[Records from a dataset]
====
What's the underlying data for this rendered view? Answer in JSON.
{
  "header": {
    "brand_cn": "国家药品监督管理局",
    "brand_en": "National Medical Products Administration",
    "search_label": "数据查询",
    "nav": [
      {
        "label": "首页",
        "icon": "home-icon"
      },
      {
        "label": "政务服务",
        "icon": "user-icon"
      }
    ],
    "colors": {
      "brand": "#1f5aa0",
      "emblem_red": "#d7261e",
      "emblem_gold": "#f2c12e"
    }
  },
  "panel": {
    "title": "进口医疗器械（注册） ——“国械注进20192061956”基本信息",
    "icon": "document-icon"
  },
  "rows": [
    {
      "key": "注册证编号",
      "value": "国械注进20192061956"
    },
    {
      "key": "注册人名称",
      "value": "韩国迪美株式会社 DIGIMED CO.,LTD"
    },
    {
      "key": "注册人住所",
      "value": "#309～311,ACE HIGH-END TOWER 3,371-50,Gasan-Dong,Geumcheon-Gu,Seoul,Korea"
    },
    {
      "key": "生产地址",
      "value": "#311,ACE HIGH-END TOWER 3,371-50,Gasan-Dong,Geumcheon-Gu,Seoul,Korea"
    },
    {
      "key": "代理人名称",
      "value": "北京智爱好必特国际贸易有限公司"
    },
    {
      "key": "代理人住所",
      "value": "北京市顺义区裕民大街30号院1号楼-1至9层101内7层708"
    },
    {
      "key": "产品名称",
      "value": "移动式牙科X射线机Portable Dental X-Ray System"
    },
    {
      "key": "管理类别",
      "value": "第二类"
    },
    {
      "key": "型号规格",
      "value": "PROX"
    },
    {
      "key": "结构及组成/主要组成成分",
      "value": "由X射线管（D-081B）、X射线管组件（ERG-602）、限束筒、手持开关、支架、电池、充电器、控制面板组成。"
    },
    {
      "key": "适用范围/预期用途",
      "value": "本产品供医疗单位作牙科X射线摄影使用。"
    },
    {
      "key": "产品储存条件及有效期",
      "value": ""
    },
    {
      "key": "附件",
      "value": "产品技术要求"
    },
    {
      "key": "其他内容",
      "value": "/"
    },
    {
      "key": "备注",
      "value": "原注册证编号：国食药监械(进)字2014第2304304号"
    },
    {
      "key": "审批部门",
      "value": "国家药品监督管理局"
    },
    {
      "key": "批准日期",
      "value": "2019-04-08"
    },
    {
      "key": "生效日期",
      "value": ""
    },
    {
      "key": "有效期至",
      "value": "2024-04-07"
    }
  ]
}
====
Exercise prompt: From the records above, pull out every line containing the word "Seoul".

Output below:
      "value": "#309～311,ACE HIGH-END TOWER 3,371-50,Gasan-Dong,Geumcheon-Gu,Seoul,Korea"
      "value": "#311,ACE HIGH-END TOWER 3,371-50,Gasan-Dong,Geumcheon-Gu,Seoul,Korea"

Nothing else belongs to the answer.